--- Raw data ---
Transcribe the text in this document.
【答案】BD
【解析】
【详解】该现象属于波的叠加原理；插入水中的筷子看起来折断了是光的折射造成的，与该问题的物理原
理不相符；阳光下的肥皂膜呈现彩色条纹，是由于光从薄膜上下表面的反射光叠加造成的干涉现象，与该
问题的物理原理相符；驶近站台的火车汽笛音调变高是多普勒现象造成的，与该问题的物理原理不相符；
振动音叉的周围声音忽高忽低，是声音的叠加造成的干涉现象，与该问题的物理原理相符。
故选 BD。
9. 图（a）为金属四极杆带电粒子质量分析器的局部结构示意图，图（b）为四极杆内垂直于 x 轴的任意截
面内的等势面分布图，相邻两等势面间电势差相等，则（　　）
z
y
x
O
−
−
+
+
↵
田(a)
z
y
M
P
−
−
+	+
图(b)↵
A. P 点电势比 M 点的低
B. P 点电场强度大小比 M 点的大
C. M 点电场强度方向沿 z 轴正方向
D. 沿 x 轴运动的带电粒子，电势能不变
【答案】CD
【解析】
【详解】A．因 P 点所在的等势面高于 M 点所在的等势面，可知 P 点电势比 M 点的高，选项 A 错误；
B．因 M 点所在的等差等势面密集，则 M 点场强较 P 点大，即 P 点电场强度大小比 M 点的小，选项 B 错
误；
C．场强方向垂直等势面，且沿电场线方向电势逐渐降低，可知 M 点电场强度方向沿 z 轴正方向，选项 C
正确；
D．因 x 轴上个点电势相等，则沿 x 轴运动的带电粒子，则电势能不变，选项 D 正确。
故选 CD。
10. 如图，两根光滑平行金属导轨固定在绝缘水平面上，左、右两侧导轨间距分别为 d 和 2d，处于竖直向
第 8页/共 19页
---
:: Given exercise ::
The records above need to be transcribed in full. Keep every character unchanged.

:: Answer for the task ::
Transcribe the text in this document.
【答案】BD
【解析】
【详解】该现象属于波的叠加原理；插入水中的筷子看起来折断了是光的折射造成的，与该问题的物理原
理不相符；阳光下的肥皂膜呈现彩色条纹，是由于光从薄膜上下表面的反射光叠加造成的干涉现象，与该
问题的物理原理相符；驶近站台的火车汽笛音调变高是多普勒现象造成的，与该问题的物理原理不相符；
振动音叉的周围声音忽高忽低，是声音的叠加造成的干涉现象，与该问题的物理原理相符。
故选 BD。
9. 图（a）为金属四极杆带电粒子质量分析器的局部结构示意图，图（b）为四极杆内垂直于 x 轴的任意截
面内的等势面分布图，相邻两等势面间电势差相等，则（　　）
z
y
x
O
−
−
+
+
↵
田(a)
z
y
M
P
−
−
+	+
图(b)↵
A. P 点电势比 M 点的低
B. P 点电场强度大小比 M 点的大
C. M 点电场强度方向沿 z 轴正方向
D. 沿 x 轴运动的带电粒子，电势能不变
【答案】CD
【解析】
【详解】A．因 P 点所在的等势面高于 M 点所在的等势面，可知 P 点电势比 M 点的高，选项 A 错误；
B．因 M 点所在的等差等势面密集，则 M 点场强较 P 点大，即 P 点电场强度大小比 M 点的小，选项 B 错
误；
C．场强方向垂直等势面，且沿电场线方向电势逐渐降低，可知 M 点电场强度方向沿 z 轴正方向，选项 C
正确；
D．因 x 轴上个点电势相等，则沿 x 轴运动的带电粒子，则电势能不变，选项 D 正确。
故选 CD。
10. 如图，两根光滑平行金属导轨固定在绝缘水平面上，左、右两侧导轨间距分别为 d 和 2d，处于竖直向
第 8页/共 19页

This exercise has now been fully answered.